WHAT IS REQUIRED
Repeat every record below exactly, omitting any pictures.
• • • • • • •
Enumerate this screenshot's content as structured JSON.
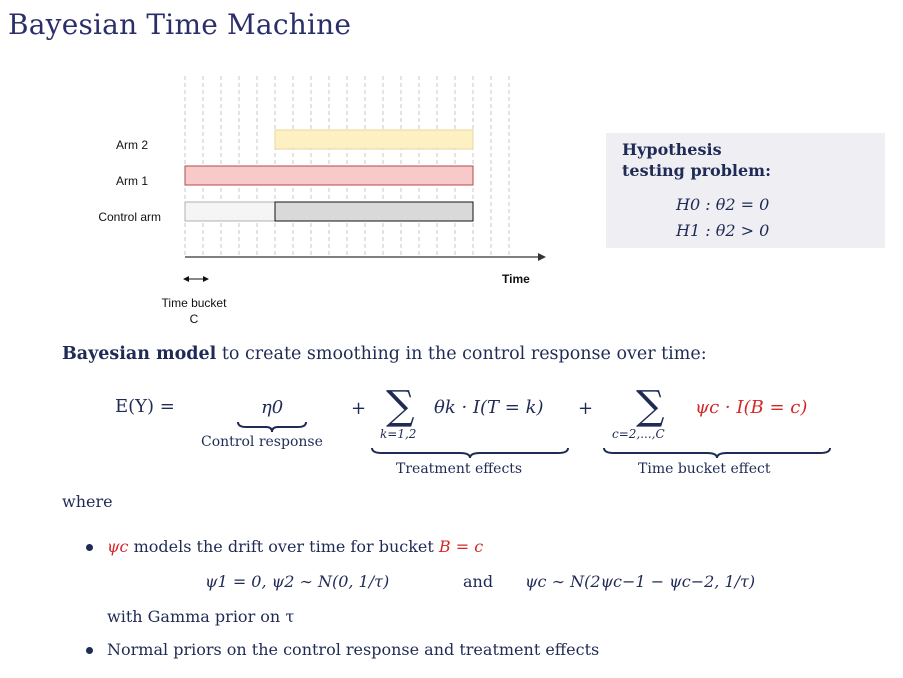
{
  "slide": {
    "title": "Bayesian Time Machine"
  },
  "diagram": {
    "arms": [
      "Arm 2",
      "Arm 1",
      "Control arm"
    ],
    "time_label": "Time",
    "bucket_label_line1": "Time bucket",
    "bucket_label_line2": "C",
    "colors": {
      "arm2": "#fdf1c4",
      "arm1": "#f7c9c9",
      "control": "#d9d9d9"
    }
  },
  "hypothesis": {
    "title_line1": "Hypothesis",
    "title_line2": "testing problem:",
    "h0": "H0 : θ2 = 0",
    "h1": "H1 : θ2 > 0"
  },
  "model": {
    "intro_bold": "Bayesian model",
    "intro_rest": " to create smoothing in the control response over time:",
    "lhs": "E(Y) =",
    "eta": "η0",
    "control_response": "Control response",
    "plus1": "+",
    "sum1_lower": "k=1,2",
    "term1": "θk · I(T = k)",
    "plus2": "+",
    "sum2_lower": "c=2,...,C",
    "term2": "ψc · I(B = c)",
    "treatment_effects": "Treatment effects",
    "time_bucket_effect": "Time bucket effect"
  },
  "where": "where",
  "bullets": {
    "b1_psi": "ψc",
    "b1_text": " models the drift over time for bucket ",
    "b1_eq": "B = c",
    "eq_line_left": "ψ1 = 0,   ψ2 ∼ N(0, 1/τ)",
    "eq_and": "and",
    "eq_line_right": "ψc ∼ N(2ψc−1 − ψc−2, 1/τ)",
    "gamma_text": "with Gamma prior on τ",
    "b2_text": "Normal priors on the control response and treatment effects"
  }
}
• • • • • • •
RESULT
Enumerate this screenshot's content as structured JSON.
{
  "slide": {
    "title": "Bayesian Time Machine"
  },
  "diagram": {
    "arms": [
      "Arm 2",
      "Arm 1",
      "Control arm"
    ],
    "time_label": "Time",
    "bucket_label_line1": "Time bucket",
    "bucket_label_line2": "C",
    "colors": {
      "arm2": "#fdf1c4",
      "arm1": "#f7c9c9",
      "control": "#d9d9d9"
    }
  },
  "hypothesis": {
    "title_line1": "Hypothesis",
    "title_line2": "testing problem:",
    "h0": "H0 : θ2 = 0",
    "h1": "H1 : θ2 > 0"
  },
  "model": {
    "intro_bold": "Bayesian model",
    "intro_rest": " to create smoothing in the control response over time:",
    "lhs": "E(Y) =",
    "eta": "η0",
    "control_response": "Control response",
    "plus1": "+",
    "sum1_lower": "k=1,2",
    "term1": "θk · I(T = k)",
    "plus2": "+",
    "sum2_lower": "c=2,...,C",
    "term2": "ψc · I(B = c)",
    "treatment_effects": "Treatment effects",
    "time_bucket_effect": "Time bucket effect"
  },
  "where": "where",
  "bullets": {
    "b1_psi": "ψc",
    "b1_text": " models the drift over time for bucket ",
    "b1_eq": "B = c",
    "eq_line_left": "ψ1 = 0,   ψ2 ∼ N(0, 1/τ)",
    "eq_and": "and",
    "eq_line_right": "ψc ∼ N(2ψc−1 − ψc−2, 1/τ)",
    "gamma_text": "with Gamma prior on τ",
    "b2_text": "Normal priors on the control response and treatment effects"
  }
}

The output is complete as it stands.